--- Exercise inputs ---
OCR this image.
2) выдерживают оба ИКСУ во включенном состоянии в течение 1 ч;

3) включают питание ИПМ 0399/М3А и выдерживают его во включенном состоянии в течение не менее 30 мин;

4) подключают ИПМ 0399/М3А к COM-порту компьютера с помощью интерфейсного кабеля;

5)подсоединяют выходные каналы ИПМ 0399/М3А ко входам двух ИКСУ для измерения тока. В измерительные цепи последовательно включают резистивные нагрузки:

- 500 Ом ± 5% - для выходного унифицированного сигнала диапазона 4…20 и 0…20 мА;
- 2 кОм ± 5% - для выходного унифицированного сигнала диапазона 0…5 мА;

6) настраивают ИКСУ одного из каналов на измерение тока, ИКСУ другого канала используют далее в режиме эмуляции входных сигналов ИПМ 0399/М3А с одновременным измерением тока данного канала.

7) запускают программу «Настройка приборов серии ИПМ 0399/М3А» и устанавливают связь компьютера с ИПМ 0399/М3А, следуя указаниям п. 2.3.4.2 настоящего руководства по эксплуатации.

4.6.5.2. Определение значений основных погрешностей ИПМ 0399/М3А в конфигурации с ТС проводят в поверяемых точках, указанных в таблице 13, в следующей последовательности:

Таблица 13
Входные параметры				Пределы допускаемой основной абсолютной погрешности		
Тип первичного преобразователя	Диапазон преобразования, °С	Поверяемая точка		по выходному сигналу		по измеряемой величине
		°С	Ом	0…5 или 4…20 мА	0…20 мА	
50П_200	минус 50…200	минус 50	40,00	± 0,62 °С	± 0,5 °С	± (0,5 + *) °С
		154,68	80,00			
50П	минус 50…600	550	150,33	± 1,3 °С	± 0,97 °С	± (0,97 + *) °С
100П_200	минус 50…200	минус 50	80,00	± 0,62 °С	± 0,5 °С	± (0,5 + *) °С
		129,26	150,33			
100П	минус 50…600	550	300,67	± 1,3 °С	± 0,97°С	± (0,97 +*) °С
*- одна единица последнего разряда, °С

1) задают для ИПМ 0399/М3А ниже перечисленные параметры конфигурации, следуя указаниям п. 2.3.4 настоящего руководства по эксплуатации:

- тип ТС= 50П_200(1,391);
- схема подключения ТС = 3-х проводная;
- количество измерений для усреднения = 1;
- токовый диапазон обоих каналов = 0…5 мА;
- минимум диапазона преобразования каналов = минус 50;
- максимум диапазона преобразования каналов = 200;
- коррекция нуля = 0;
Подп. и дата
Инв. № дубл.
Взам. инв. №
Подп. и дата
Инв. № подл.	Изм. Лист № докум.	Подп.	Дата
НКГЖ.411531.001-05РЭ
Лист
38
---
Repeat the listing in full, keeping every line exactly as it is.

OCR this image.
2) выдерживают оба ИКСУ во включенном состоянии в течение 1 ч;

3) включают питание ИПМ 0399/М3А и выдерживают его во включенном состоянии в течение не менее 30 мин;

4) подключают ИПМ 0399/М3А к COM-порту компьютера с помощью интерфейсного кабеля;

5)подсоединяют выходные каналы ИПМ 0399/М3А ко входам двух ИКСУ для измерения тока. В измерительные цепи последовательно включают резистивные нагрузки:

- 500 Ом ± 5% - для выходного унифицированного сигнала диапазона 4…20 и 0…20 мА;
- 2 кОм ± 5% - для выходного унифицированного сигнала диапазона 0…5 мА;

6) настраивают ИКСУ одного из каналов на измерение тока, ИКСУ другого канала используют далее в режиме эмуляции входных сигналов ИПМ 0399/М3А с одновременным измерением тока данного канала.

7) запускают программу «Настройка приборов серии ИПМ 0399/М3А» и устанавливают связь компьютера с ИПМ 0399/М3А, следуя указаниям п. 2.3.4.2 настоящего руководства по эксплуатации.

4.6.5.2. Определение значений основных погрешностей ИПМ 0399/М3А в конфигурации с ТС проводят в поверяемых точках, указанных в таблице 13, в следующей последовательности:

Таблица 13
Входные параметры				Пределы допускаемой основной абсолютной погрешности		
Тип первичного преобразователя	Диапазон преобразования, °С	Поверяемая точка		по выходному сигналу		по измеряемой величине
		°С	Ом	0…5 или 4…20 мА	0…20 мА	
50П_200	минус 50…200	минус 50	40,00	± 0,62 °С	± 0,5 °С	± (0,5 + *) °С
		154,68	80,00			
50П	минус 50…600	550	150,33	± 1,3 °С	± 0,97 °С	± (0,97 + *) °С
100П_200	минус 50…200	минус 50	80,00	± 0,62 °С	± 0,5 °С	± (0,5 + *) °С
		129,26	150,33			
100П	минус 50…600	550	300,67	± 1,3 °С	± 0,97°С	± (0,97 +*) °С
*- одна единица последнего разряда, °С

1) задают для ИПМ 0399/М3А ниже перечисленные параметры конфигурации, следуя указаниям п. 2.3.4 настоящего руководства по эксплуатации:

- тип ТС= 50П_200(1,391);
- схема подключения ТС = 3-х проводная;
- количество измерений для усреднения = 1;
- токовый диапазон обоих каналов = 0…5 мА;
- минимум диапазона преобразования каналов = минус 50;
- максимум диапазона преобразования каналов = 200;
- коррекция нуля = 0;
Подп. и дата
Инв. № дубл.
Взам. инв. №
Подп. и дата
Инв. № подл.	Изм. Лист № докум.	Подп.	Дата
НКГЖ.411531.001-05РЭ
Лист
38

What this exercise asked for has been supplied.